* [WORK REQUEST]: Every line below that mentions the word "från" should be copied out.

* [AVAILABLE DATA]:
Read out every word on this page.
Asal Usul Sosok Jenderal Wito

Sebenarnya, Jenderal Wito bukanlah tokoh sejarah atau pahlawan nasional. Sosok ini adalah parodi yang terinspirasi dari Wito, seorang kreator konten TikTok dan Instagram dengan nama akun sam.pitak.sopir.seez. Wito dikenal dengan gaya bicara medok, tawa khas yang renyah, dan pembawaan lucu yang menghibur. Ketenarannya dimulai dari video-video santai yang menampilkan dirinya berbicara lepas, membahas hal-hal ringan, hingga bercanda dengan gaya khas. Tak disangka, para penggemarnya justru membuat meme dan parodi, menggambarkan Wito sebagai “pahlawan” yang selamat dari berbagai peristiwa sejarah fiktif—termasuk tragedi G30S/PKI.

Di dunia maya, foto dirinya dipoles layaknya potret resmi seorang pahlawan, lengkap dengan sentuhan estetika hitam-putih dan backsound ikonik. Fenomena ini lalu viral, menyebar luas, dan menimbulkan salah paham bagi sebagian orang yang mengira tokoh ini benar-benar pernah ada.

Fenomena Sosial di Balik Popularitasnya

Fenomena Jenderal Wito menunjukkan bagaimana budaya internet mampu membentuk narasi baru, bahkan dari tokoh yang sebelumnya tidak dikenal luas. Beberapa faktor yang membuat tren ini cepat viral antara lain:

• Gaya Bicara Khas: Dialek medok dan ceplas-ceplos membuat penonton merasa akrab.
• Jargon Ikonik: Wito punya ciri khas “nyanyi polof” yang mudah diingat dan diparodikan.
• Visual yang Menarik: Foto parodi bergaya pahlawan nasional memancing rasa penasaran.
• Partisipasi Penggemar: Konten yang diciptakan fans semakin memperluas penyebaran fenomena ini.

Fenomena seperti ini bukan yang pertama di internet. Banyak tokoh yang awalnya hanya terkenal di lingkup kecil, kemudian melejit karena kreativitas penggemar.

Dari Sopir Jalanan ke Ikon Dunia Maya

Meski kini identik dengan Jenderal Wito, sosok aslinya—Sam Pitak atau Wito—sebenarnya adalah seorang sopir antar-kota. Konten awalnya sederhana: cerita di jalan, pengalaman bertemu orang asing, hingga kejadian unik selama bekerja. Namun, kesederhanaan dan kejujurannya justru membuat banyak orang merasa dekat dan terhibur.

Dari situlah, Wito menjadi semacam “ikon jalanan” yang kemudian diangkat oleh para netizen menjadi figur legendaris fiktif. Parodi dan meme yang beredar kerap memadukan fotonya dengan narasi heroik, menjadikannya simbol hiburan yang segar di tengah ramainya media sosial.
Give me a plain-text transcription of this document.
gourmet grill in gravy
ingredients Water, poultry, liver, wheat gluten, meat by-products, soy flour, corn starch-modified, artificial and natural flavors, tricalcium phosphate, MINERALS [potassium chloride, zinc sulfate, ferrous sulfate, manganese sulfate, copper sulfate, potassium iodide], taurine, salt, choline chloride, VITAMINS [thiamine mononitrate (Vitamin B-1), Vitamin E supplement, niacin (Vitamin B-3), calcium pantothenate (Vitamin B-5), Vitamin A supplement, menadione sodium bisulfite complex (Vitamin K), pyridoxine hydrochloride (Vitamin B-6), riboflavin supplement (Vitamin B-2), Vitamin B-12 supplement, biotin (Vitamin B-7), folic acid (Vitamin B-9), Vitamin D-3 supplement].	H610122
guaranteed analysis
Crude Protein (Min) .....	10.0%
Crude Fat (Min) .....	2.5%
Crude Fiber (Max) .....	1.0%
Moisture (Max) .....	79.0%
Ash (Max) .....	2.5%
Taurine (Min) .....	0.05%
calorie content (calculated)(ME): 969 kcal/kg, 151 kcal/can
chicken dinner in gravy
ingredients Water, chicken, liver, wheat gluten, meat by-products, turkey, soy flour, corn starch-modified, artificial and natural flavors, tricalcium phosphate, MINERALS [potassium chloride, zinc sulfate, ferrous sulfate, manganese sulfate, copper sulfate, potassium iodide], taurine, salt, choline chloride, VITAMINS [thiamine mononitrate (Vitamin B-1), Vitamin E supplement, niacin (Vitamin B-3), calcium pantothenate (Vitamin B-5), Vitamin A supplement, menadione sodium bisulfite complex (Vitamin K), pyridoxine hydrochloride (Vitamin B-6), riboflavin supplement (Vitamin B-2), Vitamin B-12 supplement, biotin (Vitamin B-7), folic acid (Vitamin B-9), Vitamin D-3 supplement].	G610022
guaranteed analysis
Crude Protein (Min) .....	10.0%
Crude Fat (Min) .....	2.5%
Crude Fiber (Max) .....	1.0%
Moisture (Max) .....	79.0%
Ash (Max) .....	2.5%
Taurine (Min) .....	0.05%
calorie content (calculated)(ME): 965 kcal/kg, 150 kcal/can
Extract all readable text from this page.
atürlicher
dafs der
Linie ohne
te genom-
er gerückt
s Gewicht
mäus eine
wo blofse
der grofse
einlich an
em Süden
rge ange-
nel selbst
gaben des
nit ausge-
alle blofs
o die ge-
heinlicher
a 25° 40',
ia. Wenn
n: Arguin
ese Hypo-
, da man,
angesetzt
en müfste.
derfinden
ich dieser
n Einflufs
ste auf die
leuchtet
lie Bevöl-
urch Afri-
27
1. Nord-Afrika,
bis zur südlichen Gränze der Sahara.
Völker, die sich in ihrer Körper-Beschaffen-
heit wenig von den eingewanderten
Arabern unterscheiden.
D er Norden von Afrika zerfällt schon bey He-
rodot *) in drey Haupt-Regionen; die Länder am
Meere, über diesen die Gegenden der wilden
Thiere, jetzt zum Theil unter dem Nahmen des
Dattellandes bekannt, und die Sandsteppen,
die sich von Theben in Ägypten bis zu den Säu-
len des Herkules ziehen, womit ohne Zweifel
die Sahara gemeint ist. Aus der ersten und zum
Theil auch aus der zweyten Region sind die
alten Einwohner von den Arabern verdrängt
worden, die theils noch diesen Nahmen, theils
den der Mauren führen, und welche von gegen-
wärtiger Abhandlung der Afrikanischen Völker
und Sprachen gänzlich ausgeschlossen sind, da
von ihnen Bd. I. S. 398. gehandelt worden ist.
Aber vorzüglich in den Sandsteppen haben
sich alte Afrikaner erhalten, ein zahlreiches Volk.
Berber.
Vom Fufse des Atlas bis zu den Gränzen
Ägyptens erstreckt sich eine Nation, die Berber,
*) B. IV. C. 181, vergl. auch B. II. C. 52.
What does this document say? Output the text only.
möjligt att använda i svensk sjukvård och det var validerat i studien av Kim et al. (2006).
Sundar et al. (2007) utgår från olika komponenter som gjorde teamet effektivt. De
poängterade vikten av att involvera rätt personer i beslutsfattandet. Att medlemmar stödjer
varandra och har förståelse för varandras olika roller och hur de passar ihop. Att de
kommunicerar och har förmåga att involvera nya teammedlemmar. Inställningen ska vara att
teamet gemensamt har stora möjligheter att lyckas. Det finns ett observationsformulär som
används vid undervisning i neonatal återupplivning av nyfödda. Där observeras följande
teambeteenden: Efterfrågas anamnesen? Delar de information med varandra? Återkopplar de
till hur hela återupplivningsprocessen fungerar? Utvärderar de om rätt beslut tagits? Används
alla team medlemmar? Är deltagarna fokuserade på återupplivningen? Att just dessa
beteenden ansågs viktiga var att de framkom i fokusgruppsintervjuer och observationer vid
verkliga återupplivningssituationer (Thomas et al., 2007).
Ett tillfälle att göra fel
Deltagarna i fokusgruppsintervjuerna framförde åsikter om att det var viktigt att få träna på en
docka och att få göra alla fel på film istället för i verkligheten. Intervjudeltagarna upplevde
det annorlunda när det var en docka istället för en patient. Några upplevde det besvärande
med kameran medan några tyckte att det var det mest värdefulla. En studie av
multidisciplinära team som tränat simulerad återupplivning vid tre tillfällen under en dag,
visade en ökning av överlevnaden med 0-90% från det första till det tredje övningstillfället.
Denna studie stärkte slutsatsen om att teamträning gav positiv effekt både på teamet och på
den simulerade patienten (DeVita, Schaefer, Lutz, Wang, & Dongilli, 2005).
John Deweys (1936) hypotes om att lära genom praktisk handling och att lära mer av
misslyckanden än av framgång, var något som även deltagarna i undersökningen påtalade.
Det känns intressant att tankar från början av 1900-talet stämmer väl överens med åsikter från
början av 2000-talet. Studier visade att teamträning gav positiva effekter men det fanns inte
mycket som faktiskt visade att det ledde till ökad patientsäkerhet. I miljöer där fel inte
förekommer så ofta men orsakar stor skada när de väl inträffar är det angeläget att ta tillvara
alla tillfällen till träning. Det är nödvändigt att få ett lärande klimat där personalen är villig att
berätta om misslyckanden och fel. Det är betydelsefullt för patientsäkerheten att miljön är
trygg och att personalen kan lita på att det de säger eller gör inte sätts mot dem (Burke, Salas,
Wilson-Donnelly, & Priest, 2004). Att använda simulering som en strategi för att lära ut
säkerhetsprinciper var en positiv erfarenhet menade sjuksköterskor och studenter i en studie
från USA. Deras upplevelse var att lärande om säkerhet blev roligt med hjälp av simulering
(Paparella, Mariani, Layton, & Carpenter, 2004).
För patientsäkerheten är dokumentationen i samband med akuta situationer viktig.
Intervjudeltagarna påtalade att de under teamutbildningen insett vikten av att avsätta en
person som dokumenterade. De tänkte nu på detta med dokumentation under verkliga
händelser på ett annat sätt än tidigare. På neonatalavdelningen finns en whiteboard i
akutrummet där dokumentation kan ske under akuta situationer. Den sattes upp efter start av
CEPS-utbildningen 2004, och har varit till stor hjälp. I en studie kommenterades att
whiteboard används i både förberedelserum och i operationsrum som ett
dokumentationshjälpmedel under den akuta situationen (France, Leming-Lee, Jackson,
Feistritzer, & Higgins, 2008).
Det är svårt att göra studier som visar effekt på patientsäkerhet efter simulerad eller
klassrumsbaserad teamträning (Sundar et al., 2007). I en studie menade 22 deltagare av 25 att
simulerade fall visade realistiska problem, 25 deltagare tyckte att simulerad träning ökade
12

* [RESPONSE TO THE EXERCISE]:
Sundar et al. (2007) utgår från olika komponenter som gjorde teamet effektivt. De
visade en ökning av överlevnaden med 0-90% från det första till det tredje övningstillfället.
Det känns intressant att tankar från början av 1900-talet stämmer väl överens med åsikter från
från USA. Deras upplevelse var att lärande om säkerhet blev roligt med hjälp av simulering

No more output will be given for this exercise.